GIVEN PROBLEM = Copy the lines of the data below verbatim, beginning with the line that contains "Patent image size: (969, 726)." and continuing through the final line of the data, with both of those lines included.

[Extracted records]
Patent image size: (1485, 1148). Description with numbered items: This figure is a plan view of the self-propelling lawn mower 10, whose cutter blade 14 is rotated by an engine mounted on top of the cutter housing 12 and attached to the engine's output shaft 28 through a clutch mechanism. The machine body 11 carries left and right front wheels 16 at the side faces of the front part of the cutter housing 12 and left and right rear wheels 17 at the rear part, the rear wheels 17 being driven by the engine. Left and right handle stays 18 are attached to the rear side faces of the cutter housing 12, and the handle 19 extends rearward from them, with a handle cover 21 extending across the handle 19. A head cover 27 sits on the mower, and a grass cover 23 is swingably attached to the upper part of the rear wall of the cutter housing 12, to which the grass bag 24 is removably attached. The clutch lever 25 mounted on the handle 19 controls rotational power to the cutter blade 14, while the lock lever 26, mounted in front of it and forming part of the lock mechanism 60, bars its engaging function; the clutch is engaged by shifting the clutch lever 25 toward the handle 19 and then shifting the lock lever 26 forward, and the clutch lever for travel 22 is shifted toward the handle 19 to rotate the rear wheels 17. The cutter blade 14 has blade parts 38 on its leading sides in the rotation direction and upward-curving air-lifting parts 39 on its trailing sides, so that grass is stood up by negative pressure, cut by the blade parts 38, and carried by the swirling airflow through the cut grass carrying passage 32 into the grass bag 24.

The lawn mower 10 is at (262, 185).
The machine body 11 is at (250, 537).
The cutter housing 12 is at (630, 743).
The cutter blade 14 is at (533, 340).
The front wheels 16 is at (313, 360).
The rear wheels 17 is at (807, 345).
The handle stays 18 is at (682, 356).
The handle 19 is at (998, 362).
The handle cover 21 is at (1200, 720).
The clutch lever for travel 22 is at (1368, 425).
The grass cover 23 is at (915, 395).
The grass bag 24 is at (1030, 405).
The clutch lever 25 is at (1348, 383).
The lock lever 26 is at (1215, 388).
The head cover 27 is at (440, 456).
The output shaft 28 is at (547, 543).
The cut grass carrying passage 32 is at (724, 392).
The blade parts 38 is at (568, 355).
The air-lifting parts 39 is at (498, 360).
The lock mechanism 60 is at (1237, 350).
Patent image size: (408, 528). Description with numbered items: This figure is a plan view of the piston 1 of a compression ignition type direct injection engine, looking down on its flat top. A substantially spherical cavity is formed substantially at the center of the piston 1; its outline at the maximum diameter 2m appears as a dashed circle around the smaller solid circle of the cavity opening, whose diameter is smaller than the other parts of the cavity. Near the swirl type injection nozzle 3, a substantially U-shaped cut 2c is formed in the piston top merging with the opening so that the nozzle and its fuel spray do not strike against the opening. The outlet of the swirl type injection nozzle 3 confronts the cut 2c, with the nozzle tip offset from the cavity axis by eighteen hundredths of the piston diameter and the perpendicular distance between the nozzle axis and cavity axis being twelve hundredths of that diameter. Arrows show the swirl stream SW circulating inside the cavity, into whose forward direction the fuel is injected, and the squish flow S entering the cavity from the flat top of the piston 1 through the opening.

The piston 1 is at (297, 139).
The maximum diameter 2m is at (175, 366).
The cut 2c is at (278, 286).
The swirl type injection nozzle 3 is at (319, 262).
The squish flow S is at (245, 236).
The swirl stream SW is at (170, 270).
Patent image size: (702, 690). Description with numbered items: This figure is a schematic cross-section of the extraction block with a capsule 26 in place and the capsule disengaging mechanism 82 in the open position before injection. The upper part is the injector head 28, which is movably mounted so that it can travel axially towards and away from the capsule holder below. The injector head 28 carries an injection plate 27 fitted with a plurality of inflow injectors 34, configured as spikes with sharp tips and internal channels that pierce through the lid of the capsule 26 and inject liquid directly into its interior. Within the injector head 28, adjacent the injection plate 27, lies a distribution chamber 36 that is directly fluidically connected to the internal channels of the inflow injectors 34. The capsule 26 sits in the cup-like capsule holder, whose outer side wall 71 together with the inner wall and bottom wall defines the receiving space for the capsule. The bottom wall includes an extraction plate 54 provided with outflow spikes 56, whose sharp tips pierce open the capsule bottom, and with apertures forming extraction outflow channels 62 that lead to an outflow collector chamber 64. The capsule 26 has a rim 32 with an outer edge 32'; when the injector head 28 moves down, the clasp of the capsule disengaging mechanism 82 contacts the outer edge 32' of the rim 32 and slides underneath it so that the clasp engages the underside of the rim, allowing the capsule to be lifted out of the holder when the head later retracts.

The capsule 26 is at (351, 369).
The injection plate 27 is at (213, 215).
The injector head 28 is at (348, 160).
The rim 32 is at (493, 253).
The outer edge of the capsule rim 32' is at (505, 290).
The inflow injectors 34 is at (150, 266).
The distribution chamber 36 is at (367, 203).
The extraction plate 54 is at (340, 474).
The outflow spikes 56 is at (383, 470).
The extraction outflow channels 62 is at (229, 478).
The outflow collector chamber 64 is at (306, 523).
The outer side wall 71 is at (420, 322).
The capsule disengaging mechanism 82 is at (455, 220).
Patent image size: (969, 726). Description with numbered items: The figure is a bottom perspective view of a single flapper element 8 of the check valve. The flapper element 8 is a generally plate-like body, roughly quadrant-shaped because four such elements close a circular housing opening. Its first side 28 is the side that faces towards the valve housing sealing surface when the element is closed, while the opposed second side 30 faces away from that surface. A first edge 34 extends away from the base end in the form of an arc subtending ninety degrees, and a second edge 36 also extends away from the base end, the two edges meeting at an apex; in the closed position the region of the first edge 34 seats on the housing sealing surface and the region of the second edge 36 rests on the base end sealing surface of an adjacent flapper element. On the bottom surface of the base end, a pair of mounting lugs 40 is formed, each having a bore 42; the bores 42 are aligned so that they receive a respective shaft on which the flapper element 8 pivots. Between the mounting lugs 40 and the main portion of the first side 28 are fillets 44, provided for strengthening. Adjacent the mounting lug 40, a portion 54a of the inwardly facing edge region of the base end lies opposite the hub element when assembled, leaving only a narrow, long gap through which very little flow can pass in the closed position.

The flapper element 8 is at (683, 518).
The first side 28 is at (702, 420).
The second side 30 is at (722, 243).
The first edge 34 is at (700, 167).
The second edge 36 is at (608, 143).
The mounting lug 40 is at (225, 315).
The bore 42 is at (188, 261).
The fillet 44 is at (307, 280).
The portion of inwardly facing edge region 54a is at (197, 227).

SOLUTION TO THIS PROBLEM =
Patent image size: (969, 726). Description with numbered items: The figure is a bottom perspective view of a single flapper element 8 of the check valve. The flapper element 8 is a generally plate-like body, roughly quadrant-shaped because four such elements close a circular housing opening. Its first side 28 is the side that faces towards the valve housing sealing surface when the element is closed, while the opposed second side 30 faces away from that surface. A first edge 34 extends away from the base end in the form of an arc subtending ninety degrees, and a second edge 36 also extends away from the base end, the two edges meeting at an apex; in the closed position the region of the first edge 34 seats on the housing sealing surface and the region of the second edge 36 rests on the base end sealing surface of an adjacent flapper element. On the bottom surface of the base end, a pair of mounting lugs 40 is formed, each having a bore 42; the bores 42 are aligned so that they receive a respective shaft on which the flapper element 8 pivots. Between the mounting lugs 40 and the main portion of the first side 28 are fillets 44, provided for strengthening. Adjacent the mounting lug 40, a portion 54a of the inwardly facing edge region of the base end lies opposite the hub element when assembled, leaving only a narrow, long gap through which very little flow can pass in the closed position.

The flapper element 8 is at (683, 518).
The first side 28 is at (702, 420).
The second side 30 is at (722, 243).
The first edge 34 is at (700, 167).
The second edge 36 is at (608, 143).
The mounting lug 40 is at (225, 315).
The bore 42 is at (188, 261).
The fillet 44 is at (307, 280).
The portion of inwardly facing edge region 54a is at (197, 227).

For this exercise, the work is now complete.